ACTIVITY A
In the Social Security article, how much potential Social Security income does one scholarly paper say the typical retiree loses by claiming before 70?
ACTIVITY B
Print the part of the Social Security article starting at "Nonetheless, more than" and ending at "T. Rowe Price.".

*** Opening of SOURCE TEXT ***

But is 62 the best age to claim Social Security?

You can find hundreds of articles on that question, and the answer isn’t obvious. If you take Social Security earlier, you get more checks. For every year you wait, up to age 70, the checks get larger.

Do the math, however, and you will see compelling evidence for waiting until age 70 to take Social Security.

The reason is simple human longevity: An average American retiree will live long enough to get the most money over their lifetime if they wait until 70 and claim the maximum monthly benefit. USA TODAY published an article in 2025 that explains the calculations.

One scholarly paper found that the typical retiree who claims before 70 loses $182,370 in potential Social Security income.

Nonetheless, more than 90% of Americans claim Social Security before age 70, and more than one in five take the benefit at 62.

Let’s take a closer look at some popular reasons for taking Social Security at 62. For a more personalized assessment, visit a Social Security optimizer, such as the one offered by T. Rowe Price.

You Need the Money

Social Security offers a monthly check until you die. If you’re 62, no longer working and have no other income, taking the benefit now might make sense.

“If their alternative is going into debt, then they might want to claim it early,” said Romina Boccia, director of budget and entitlement policy at the Cato Institute.

Remember, though, that you’re potentially leaving $182,370 on the table.

Experts suggest you consider other options. You could continue working a few more years. If you have significant retirement savings, you might be better off spending them now and drawing Social Security later.

“Nobody would say, ‘Draw [your savings] down to zero,’” said Monique Morrissey, a senior economist at the Economic Policy Institute. “But if you have a few hundred thousand dollars, you can live on that until 70.”

Laurence Kotlikoff, a Boston University economist and co-author of the scholarly paper cited above, is more adamant: He says you should “beg, borrow and steal” to avoid taking Social Security at 62.

*** Close of SOURCE TEXT ***
*** Opening of GIVEN DATA ***

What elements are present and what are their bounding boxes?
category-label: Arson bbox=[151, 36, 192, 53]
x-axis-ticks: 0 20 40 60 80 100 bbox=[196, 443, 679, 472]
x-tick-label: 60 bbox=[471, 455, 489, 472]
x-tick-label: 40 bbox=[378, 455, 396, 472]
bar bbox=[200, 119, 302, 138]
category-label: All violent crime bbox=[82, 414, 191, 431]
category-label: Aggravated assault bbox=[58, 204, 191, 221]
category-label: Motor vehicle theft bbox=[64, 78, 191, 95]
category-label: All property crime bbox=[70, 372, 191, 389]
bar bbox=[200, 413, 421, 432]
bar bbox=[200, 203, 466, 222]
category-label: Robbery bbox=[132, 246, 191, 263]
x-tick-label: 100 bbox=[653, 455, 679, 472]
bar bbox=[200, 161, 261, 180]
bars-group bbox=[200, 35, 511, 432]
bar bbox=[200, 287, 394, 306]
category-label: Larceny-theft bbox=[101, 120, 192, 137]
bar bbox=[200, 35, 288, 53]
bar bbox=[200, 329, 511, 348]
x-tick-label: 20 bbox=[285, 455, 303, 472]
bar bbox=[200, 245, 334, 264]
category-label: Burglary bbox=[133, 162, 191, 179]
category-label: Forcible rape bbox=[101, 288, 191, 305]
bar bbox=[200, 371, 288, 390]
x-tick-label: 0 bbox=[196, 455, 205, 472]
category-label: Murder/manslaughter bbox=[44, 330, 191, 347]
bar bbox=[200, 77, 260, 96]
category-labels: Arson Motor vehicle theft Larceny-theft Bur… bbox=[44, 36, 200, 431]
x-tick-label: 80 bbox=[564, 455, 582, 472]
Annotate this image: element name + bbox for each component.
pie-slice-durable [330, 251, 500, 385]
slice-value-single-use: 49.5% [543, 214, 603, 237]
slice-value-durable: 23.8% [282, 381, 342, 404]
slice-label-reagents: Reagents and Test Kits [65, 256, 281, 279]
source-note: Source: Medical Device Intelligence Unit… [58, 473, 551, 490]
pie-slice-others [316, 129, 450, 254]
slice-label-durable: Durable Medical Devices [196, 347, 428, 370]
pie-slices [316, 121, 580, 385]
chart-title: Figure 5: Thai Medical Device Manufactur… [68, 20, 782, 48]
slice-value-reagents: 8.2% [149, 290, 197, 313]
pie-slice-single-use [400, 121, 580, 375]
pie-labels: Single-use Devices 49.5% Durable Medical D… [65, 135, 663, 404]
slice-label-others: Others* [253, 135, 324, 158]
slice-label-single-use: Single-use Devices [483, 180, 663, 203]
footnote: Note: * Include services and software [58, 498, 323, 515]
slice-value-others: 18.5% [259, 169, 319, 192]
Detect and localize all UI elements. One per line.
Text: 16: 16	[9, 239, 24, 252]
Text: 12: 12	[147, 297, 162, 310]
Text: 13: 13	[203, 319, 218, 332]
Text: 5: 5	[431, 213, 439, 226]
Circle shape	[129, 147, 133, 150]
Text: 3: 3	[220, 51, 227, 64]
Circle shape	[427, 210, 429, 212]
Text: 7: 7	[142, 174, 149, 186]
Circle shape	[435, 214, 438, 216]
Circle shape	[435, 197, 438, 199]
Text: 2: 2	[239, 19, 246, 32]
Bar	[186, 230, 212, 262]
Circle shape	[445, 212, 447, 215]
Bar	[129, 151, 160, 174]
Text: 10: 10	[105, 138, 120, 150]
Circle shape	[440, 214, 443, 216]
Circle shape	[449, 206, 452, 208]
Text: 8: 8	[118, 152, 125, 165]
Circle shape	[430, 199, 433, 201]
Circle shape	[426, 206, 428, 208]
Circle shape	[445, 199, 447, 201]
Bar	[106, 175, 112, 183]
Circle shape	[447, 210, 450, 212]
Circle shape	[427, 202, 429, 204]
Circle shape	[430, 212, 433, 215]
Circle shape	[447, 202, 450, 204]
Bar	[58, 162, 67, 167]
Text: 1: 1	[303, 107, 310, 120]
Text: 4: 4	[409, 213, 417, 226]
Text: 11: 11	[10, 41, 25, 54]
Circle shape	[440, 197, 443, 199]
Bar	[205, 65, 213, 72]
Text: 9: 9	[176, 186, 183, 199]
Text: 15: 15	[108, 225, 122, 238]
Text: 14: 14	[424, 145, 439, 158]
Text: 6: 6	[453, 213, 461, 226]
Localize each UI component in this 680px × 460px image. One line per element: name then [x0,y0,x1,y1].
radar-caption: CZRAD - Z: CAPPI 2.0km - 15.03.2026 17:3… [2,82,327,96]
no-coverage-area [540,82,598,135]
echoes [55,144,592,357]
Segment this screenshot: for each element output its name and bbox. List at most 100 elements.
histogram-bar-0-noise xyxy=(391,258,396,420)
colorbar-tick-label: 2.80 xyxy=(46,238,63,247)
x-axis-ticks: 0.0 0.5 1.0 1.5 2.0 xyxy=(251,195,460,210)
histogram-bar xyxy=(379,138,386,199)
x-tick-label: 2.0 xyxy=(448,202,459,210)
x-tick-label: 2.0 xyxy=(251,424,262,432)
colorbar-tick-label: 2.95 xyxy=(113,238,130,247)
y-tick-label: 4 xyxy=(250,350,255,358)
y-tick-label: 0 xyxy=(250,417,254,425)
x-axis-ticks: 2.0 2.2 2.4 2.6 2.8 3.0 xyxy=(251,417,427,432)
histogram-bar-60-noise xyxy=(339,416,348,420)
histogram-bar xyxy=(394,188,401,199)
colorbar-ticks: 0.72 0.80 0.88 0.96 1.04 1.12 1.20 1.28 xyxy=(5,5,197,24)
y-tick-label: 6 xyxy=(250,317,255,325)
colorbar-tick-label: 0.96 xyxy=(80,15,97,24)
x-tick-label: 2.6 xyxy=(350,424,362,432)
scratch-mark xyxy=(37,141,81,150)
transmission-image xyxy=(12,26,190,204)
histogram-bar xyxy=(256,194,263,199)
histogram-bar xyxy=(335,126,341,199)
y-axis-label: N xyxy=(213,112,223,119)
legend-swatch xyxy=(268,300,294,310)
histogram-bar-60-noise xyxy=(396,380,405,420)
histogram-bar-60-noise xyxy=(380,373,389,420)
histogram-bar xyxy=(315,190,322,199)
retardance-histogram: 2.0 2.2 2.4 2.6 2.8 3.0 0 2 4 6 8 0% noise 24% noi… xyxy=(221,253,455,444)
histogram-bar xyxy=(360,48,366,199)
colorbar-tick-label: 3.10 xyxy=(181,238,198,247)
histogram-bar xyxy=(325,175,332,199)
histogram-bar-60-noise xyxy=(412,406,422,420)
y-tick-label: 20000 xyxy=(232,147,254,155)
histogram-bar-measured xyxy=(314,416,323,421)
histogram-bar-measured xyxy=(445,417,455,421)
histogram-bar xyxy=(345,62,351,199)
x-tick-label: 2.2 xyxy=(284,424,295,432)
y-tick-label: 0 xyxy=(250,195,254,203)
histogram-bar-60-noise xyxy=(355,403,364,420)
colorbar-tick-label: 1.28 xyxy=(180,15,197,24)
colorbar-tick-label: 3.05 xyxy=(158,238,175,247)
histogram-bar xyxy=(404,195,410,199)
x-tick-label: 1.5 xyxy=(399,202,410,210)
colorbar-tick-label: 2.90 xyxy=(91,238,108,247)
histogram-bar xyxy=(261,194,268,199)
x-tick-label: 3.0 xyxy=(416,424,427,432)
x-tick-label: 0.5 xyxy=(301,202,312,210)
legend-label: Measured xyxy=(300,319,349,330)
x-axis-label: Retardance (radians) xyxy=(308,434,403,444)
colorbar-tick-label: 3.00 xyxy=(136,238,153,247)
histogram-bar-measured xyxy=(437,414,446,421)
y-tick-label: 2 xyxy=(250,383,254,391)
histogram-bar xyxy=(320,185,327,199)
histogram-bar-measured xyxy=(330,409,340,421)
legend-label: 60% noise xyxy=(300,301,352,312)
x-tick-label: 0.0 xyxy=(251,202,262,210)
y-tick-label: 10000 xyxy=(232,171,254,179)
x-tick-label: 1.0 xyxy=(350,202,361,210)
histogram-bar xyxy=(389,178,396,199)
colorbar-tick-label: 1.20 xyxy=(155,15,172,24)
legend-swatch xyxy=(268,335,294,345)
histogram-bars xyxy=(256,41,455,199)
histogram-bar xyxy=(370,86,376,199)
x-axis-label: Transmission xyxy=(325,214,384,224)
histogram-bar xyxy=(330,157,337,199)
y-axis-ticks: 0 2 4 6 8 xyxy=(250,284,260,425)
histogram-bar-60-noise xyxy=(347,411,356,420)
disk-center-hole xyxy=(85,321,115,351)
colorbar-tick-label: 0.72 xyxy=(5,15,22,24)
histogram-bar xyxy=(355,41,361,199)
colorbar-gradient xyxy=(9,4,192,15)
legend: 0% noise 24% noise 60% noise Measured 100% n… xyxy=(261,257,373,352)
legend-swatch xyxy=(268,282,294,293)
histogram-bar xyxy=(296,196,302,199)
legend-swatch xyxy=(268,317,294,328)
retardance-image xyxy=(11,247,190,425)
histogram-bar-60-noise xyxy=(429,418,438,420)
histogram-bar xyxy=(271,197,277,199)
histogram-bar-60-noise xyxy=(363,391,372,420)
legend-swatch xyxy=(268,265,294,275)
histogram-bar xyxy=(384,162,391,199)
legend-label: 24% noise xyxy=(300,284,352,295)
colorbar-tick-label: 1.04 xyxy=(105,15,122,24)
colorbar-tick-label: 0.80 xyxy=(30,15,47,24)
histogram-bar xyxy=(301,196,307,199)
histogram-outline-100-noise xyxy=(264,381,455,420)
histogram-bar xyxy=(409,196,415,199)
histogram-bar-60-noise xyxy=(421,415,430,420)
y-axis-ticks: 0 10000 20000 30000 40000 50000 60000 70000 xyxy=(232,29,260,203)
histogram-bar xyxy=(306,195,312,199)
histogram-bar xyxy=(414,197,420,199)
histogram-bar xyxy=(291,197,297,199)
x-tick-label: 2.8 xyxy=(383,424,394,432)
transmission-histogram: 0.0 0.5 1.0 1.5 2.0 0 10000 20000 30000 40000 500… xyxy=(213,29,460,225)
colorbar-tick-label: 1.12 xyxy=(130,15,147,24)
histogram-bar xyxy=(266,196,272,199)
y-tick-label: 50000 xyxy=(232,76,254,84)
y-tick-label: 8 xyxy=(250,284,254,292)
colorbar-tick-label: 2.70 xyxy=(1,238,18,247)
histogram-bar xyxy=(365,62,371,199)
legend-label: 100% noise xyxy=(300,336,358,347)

*** Close of GIVEN DATA ***

SOLUTION A
$182,370.

SOLUTION B
Nonetheless, more than 90% of Americans claim Social Security before age 70, and more than one in five take the benefit at 62.

Let’s take a closer look at some popular reasons for taking Social Security at 62. For a more personalized assessment, visit a Social Security optimizer, such as the one offered by T. Rowe Price.